» Instructions to follow: Leave every picture out and write out the records below exactly.

» Data excerpts:
---+---
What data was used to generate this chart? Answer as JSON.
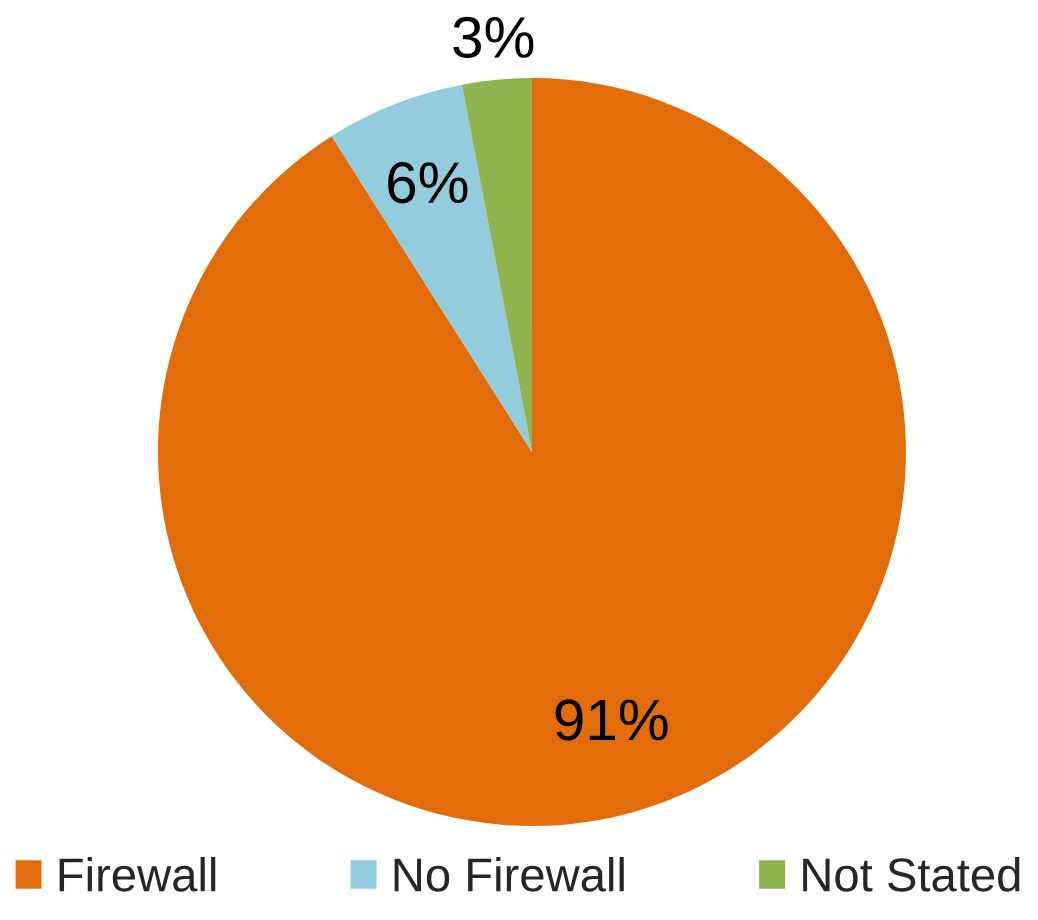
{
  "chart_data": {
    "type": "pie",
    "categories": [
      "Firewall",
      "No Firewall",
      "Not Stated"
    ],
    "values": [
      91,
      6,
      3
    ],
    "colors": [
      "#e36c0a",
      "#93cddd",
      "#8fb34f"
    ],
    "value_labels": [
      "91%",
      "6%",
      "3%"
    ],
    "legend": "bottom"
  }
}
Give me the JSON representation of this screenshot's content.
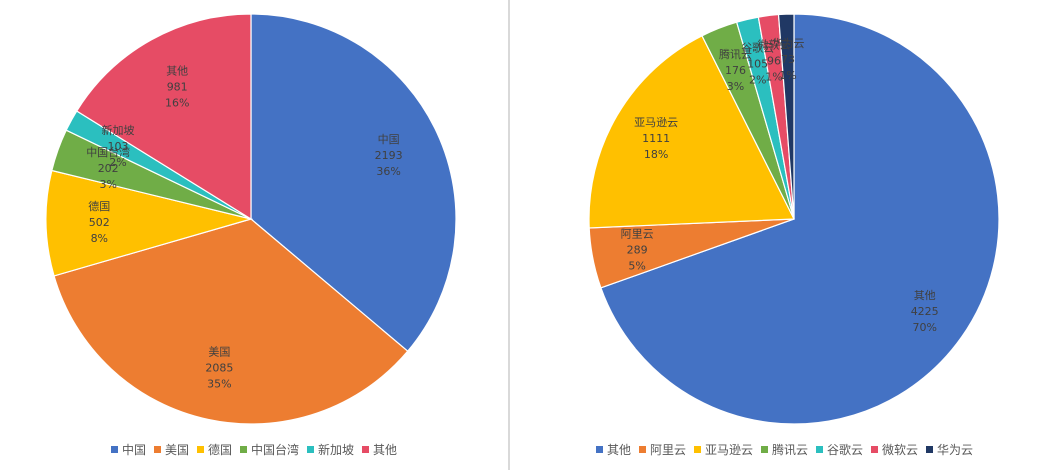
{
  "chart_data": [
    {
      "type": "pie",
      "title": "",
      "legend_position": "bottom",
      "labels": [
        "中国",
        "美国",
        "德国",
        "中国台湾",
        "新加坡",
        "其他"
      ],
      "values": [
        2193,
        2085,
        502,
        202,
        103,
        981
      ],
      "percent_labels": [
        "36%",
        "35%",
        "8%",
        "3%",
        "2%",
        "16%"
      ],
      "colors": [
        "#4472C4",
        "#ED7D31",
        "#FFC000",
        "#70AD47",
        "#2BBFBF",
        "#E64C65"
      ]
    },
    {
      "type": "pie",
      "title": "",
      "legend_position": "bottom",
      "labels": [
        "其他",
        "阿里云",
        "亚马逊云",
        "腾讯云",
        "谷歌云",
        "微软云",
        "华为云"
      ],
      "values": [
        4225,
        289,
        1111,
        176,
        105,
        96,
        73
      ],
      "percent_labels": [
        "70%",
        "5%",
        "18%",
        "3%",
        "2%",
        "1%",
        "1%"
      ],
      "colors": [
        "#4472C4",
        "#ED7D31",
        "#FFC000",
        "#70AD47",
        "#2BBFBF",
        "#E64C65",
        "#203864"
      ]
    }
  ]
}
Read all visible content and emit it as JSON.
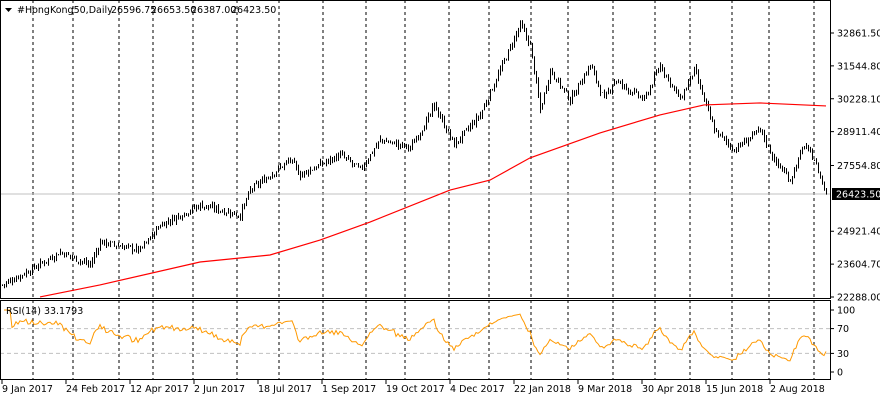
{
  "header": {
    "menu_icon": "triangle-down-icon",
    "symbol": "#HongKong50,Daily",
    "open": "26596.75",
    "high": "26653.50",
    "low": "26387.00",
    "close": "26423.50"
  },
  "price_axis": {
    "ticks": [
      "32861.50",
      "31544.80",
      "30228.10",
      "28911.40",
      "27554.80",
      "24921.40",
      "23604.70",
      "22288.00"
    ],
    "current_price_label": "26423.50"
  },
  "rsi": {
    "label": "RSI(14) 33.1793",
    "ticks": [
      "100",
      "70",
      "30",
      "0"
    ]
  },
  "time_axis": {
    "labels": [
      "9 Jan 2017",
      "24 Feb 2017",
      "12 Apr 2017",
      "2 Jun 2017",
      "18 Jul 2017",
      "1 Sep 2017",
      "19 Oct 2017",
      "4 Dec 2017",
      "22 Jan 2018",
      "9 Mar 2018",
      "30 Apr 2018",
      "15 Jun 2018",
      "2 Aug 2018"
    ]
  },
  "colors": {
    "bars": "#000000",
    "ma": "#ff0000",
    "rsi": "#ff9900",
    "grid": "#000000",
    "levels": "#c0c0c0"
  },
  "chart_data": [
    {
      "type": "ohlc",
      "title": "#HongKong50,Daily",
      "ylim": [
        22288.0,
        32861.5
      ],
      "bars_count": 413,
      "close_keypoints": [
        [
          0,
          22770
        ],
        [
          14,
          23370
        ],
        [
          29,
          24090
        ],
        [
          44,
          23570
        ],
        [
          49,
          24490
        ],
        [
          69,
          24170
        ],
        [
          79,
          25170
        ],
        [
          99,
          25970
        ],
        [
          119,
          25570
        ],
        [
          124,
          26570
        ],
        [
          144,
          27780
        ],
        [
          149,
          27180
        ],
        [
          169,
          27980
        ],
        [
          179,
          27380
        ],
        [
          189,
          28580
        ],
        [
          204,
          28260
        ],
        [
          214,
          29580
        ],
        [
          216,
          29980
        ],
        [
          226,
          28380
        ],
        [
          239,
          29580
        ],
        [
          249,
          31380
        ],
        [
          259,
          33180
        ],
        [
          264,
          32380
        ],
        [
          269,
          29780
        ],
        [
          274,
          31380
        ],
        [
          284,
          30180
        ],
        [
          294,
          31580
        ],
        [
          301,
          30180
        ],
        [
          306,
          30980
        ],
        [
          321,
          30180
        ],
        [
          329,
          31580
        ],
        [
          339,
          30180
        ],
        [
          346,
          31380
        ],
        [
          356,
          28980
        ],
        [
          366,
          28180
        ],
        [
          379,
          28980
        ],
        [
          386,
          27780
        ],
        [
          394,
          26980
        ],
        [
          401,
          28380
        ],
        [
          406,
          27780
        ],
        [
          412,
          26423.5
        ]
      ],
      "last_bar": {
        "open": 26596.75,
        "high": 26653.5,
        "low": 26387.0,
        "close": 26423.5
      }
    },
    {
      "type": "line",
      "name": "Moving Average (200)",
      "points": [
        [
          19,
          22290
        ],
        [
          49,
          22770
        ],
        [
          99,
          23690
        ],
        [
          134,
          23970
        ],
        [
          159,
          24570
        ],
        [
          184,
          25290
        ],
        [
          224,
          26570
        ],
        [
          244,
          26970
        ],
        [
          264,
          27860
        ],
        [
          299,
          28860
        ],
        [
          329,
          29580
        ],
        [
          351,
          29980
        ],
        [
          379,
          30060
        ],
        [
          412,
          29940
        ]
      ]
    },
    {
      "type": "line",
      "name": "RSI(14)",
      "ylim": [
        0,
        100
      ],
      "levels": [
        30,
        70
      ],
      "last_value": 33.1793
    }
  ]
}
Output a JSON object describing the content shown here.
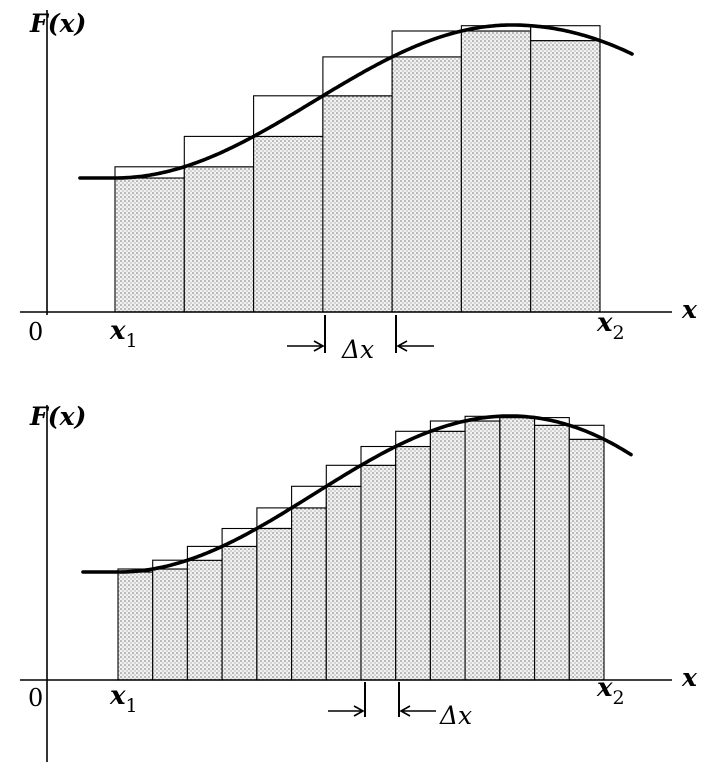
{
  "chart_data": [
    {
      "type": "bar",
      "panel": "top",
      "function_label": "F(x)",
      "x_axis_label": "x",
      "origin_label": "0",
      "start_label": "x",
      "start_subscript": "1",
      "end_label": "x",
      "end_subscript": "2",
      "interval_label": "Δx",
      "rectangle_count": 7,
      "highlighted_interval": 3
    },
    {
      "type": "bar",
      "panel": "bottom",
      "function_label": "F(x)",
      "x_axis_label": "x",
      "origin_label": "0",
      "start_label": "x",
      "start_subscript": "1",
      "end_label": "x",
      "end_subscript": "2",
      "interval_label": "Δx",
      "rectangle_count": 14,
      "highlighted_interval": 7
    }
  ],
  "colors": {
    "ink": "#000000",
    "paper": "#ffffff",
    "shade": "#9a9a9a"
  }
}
---+---
» Final result:
What data was used to generate this chart? Answer as JSON.
{
  "chart_data": {
    "type": "pie",
    "categories": [
      "Firewall",
      "No Firewall",
      "Not Stated"
    ],
    "values": [
      91,
      6,
      3
    ],
    "colors": [
      "#e36c0a",
      "#93cddd",
      "#8fb34f"
    ],
    "value_labels": [
      "91%",
      "6%",
      "3%"
    ],
    "legend": "bottom"
  }
}
Give me the JSON representation of this screenshot's content.
{
  "chart_data": [
    {
      "type": "pie",
      "title": "",
      "legend_position": "bottom",
      "labels": [
        "中国",
        "美国",
        "德国",
        "中国台湾",
        "新加坡",
        "其他"
      ],
      "values": [
        2193,
        2085,
        502,
        202,
        103,
        981
      ],
      "percent_labels": [
        "36%",
        "35%",
        "8%",
        "3%",
        "2%",
        "16%"
      ],
      "colors": [
        "#4472C4",
        "#ED7D31",
        "#FFC000",
        "#70AD47",
        "#2BBFBF",
        "#E64C65"
      ]
    },
    {
      "type": "pie",
      "title": "",
      "legend_position": "bottom",
      "labels": [
        "其他",
        "阿里云",
        "亚马逊云",
        "腾讯云",
        "谷歌云",
        "微软云",
        "华为云"
      ],
      "values": [
        4225,
        289,
        1111,
        176,
        105,
        96,
        73
      ],
      "percent_labels": [
        "70%",
        "5%",
        "18%",
        "3%",
        "2%",
        "1%",
        "1%"
      ],
      "colors": [
        "#4472C4",
        "#ED7D31",
        "#FFC000",
        "#70AD47",
        "#2BBFBF",
        "#E64C65",
        "#203864"
      ]
    }
  ]
}
Read all visible content and emit it as JSON.
{
  "header": {
    "menu_icon": "triangle-down-icon",
    "symbol": "#HongKong50,Daily",
    "open": "26596.75",
    "high": "26653.50",
    "low": "26387.00",
    "close": "26423.50"
  },
  "price_axis": {
    "ticks": [
      "32861.50",
      "31544.80",
      "30228.10",
      "28911.40",
      "27554.80",
      "24921.40",
      "23604.70",
      "22288.00"
    ],
    "current_price_label": "26423.50"
  },
  "rsi": {
    "label": "RSI(14) 33.1793",
    "ticks": [
      "100",
      "70",
      "30",
      "0"
    ]
  },
  "time_axis": {
    "labels": [
      "9 Jan 2017",
      "24 Feb 2017",
      "12 Apr 2017",
      "2 Jun 2017",
      "18 Jul 2017",
      "1 Sep 2017",
      "19 Oct 2017",
      "4 Dec 2017",
      "22 Jan 2018",
      "9 Mar 2018",
      "30 Apr 2018",
      "15 Jun 2018",
      "2 Aug 2018"
    ]
  },
  "colors": {
    "bars": "#000000",
    "ma": "#ff0000",
    "rsi": "#ff9900",
    "grid": "#000000",
    "levels": "#c0c0c0"
  },
  "chart_data": [
    {
      "type": "ohlc",
      "title": "#HongKong50,Daily",
      "ylim": [
        22288.0,
        32861.5
      ],
      "bars_count": 413,
      "close_keypoints": [
        [
          0,
          22770
        ],
        [
          14,
          23370
        ],
        [
          29,
          24090
        ],
        [
          44,
          23570
        ],
        [
          49,
          24490
        ],
        [
          69,
          24170
        ],
        [
          79,
          25170
        ],
        [
          99,
          25970
        ],
        [
          119,
          25570
        ],
        [
          124,
          26570
        ],
        [
          144,
          27780
        ],
        [
          149,
          27180
        ],
        [
          169,
          27980
        ],
        [
          179,
          27380
        ],
        [
          189,
          28580
        ],
        [
          204,
          28260
        ],
        [
          214,
          29580
        ],
        [
          216,
          29980
        ],
        [
          226,
          28380
        ],
        [
          239,
          29580
        ],
        [
          249,
          31380
        ],
        [
          259,
          33180
        ],
        [
          264,
          32380
        ],
        [
          269,
          29780
        ],
        [
          274,
          31380
        ],
        [
          284,
          30180
        ],
        [
          294,
          31580
        ],
        [
          301,
          30180
        ],
        [
          306,
          30980
        ],
        [
          321,
          30180
        ],
        [
          329,
          31580
        ],
        [
          339,
          30180
        ],
        [
          346,
          31380
        ],
        [
          356,
          28980
        ],
        [
          366,
          28180
        ],
        [
          379,
          28980
        ],
        [
          386,
          27780
        ],
        [
          394,
          26980
        ],
        [
          401,
          28380
        ],
        [
          406,
          27780
        ],
        [
          412,
          26423.5
        ]
      ],
      "last_bar": {
        "open": 26596.75,
        "high": 26653.5,
        "low": 26387.0,
        "close": 26423.5
      }
    },
    {
      "type": "line",
      "name": "Moving Average (200)",
      "points": [
        [
          19,
          22290
        ],
        [
          49,
          22770
        ],
        [
          99,
          23690
        ],
        [
          134,
          23970
        ],
        [
          159,
          24570
        ],
        [
          184,
          25290
        ],
        [
          224,
          26570
        ],
        [
          244,
          26970
        ],
        [
          264,
          27860
        ],
        [
          299,
          28860
        ],
        [
          329,
          29580
        ],
        [
          351,
          29980
        ],
        [
          379,
          30060
        ],
        [
          412,
          29940
        ]
      ]
    },
    {
      "type": "line",
      "name": "RSI(14)",
      "ylim": [
        0,
        100
      ],
      "levels": [
        30,
        70
      ],
      "last_value": 33.1793
    }
  ]
}
Output a JSON object describing the content shown here.
{
  "chart_data": [
    {
      "type": "bar",
      "panel": "top",
      "function_label": "F(x)",
      "x_axis_label": "x",
      "origin_label": "0",
      "start_label": "x",
      "start_subscript": "1",
      "end_label": "x",
      "end_subscript": "2",
      "interval_label": "Δx",
      "rectangle_count": 7,
      "highlighted_interval": 3
    },
    {
      "type": "bar",
      "panel": "bottom",
      "function_label": "F(x)",
      "x_axis_label": "x",
      "origin_label": "0",
      "start_label": "x",
      "start_subscript": "1",
      "end_label": "x",
      "end_subscript": "2",
      "interval_label": "Δx",
      "rectangle_count": 14,
      "highlighted_interval": 7
    }
  ],
  "colors": {
    "ink": "#000000",
    "paper": "#ffffff",
    "shade": "#9a9a9a"
  }
}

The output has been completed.